SET PROBLEM: Find the lines that contain the word "xlabel" and copy each one.

Structured figure records:
○ ○ ○
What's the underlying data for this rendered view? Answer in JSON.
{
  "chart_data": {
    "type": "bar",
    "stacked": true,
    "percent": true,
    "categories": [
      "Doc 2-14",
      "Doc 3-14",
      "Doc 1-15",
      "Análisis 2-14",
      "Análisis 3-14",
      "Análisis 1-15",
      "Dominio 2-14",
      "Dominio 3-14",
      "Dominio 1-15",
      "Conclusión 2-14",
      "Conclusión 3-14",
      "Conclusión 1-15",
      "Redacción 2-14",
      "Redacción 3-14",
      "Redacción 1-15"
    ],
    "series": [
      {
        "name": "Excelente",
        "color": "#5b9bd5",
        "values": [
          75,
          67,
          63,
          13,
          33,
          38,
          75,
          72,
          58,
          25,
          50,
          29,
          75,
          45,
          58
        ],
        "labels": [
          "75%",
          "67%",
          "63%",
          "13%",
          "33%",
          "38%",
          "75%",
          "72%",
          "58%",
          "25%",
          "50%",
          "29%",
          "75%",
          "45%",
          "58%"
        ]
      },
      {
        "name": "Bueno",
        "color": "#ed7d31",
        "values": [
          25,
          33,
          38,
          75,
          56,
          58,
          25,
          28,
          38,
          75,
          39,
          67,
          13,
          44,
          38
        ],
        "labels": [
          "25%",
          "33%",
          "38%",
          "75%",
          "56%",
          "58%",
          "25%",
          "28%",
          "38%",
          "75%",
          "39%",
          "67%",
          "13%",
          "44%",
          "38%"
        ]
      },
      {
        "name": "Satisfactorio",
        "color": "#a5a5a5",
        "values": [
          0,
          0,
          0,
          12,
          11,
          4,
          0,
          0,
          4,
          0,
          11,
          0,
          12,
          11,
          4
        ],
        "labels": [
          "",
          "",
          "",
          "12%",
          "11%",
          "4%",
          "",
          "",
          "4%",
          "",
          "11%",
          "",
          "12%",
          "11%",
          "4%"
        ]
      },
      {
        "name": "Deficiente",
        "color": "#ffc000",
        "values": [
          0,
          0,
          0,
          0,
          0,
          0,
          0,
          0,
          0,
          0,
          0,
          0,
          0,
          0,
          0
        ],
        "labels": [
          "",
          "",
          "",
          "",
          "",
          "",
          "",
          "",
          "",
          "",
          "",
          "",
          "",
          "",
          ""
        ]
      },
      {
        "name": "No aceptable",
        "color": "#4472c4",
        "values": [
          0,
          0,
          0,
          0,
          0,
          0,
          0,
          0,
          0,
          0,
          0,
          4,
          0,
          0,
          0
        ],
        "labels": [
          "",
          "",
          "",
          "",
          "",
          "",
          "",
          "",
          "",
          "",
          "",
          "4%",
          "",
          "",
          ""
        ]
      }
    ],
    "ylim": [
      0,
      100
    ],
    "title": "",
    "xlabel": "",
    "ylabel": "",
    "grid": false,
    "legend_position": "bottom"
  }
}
○ ○ ○
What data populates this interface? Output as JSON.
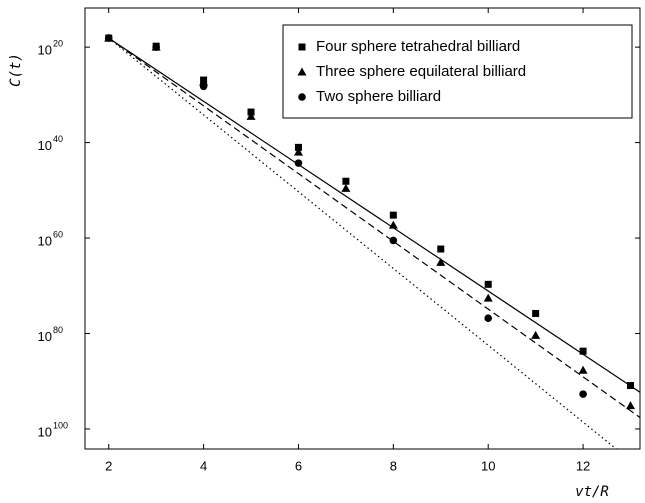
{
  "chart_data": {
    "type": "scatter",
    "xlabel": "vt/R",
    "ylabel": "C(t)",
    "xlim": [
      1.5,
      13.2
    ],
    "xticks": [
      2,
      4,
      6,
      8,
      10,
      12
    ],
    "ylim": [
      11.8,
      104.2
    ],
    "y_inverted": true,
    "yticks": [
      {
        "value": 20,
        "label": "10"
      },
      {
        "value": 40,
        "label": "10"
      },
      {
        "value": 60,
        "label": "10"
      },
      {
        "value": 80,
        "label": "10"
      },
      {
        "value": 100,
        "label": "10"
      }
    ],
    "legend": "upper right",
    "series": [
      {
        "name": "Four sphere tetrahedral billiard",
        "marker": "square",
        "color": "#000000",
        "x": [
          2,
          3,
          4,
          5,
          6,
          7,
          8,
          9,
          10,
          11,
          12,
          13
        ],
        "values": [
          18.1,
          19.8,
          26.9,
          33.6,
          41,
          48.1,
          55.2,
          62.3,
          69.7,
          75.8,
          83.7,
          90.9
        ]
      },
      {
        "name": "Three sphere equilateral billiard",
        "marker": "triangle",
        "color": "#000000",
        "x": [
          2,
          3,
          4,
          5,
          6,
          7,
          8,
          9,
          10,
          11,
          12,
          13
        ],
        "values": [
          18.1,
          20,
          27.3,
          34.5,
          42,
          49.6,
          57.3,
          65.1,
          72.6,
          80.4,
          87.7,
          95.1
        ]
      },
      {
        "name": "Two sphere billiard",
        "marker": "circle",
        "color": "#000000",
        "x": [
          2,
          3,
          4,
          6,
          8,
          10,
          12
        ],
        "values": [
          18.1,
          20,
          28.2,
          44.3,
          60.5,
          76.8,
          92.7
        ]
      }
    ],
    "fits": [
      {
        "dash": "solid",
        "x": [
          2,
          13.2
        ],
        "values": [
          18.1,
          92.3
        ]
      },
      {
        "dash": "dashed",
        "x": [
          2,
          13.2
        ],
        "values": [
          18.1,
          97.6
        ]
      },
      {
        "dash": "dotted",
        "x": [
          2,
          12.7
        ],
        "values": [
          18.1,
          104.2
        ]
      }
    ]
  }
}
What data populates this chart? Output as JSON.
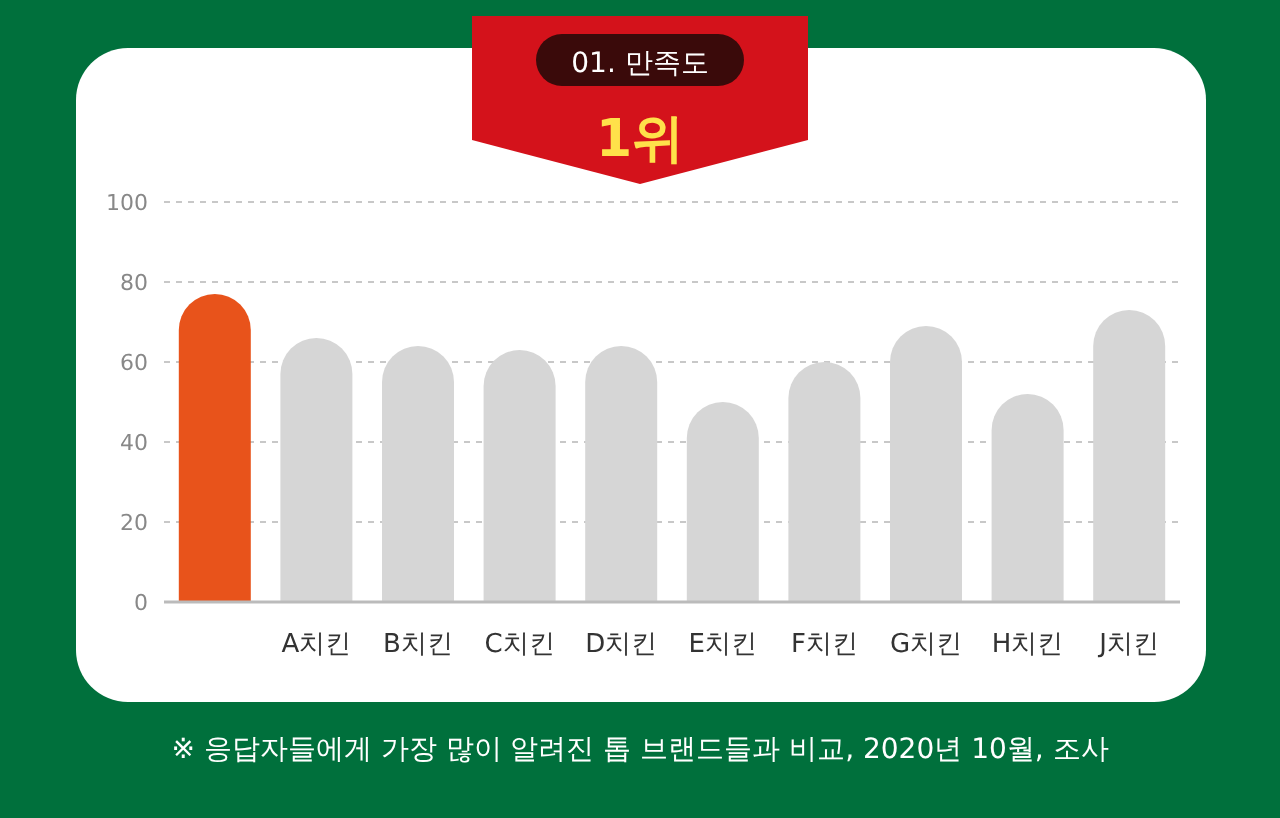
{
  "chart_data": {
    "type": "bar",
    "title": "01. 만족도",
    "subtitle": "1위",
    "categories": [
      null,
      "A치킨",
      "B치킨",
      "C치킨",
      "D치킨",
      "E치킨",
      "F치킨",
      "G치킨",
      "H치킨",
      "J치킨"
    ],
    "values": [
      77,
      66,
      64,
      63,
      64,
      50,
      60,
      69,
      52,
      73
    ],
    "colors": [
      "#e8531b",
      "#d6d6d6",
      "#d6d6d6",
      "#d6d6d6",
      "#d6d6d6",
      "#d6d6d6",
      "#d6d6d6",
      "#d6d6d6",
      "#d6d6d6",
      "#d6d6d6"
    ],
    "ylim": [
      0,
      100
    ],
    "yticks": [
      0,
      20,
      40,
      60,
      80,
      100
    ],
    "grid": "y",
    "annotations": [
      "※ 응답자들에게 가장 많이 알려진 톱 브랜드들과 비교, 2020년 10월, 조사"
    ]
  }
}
○ ○ ○
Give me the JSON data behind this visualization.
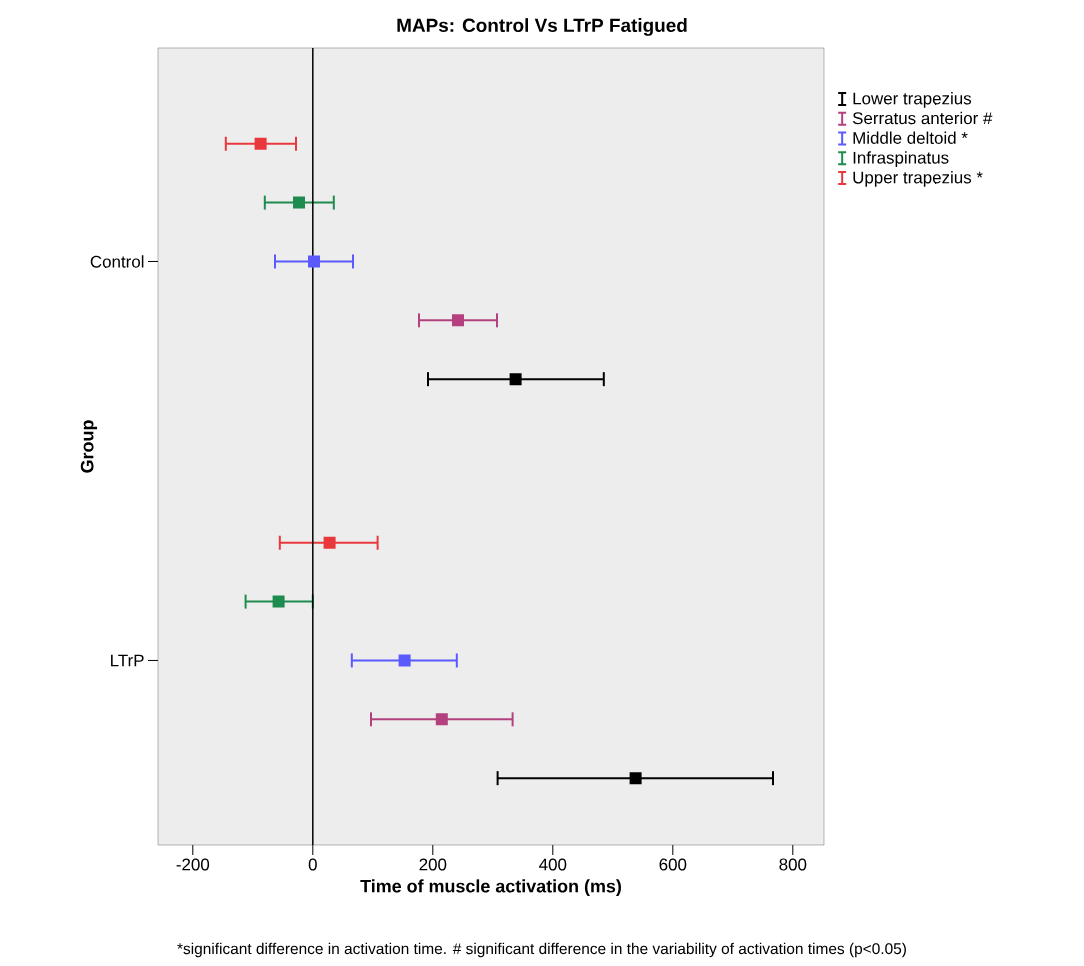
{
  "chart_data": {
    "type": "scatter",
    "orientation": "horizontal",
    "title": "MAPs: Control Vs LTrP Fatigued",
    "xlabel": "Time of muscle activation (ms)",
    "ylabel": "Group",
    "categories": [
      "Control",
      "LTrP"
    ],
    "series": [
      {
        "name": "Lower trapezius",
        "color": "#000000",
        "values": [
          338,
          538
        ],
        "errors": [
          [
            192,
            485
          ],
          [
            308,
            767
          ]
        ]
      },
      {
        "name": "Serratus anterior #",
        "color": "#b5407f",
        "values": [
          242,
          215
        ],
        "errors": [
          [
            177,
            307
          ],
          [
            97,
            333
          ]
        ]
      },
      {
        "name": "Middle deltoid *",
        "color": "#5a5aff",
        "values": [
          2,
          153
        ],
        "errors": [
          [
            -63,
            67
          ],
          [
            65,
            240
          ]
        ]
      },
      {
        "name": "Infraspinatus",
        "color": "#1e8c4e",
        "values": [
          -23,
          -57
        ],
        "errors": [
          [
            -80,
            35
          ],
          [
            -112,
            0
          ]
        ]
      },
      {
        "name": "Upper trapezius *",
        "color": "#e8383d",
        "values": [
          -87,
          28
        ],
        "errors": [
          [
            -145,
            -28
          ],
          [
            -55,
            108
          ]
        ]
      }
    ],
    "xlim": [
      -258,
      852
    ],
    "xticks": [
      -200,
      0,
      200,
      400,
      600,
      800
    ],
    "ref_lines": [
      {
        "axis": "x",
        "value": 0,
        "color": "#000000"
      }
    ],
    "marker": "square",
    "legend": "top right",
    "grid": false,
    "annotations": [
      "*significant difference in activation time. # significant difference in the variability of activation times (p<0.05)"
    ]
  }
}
○ ○ ○
OUTPUT OF THE EXERCISE:
    "xlabel": "",
    "xlabel": "vt/R",
    "xlabel": "Time of muscle activation (ms)",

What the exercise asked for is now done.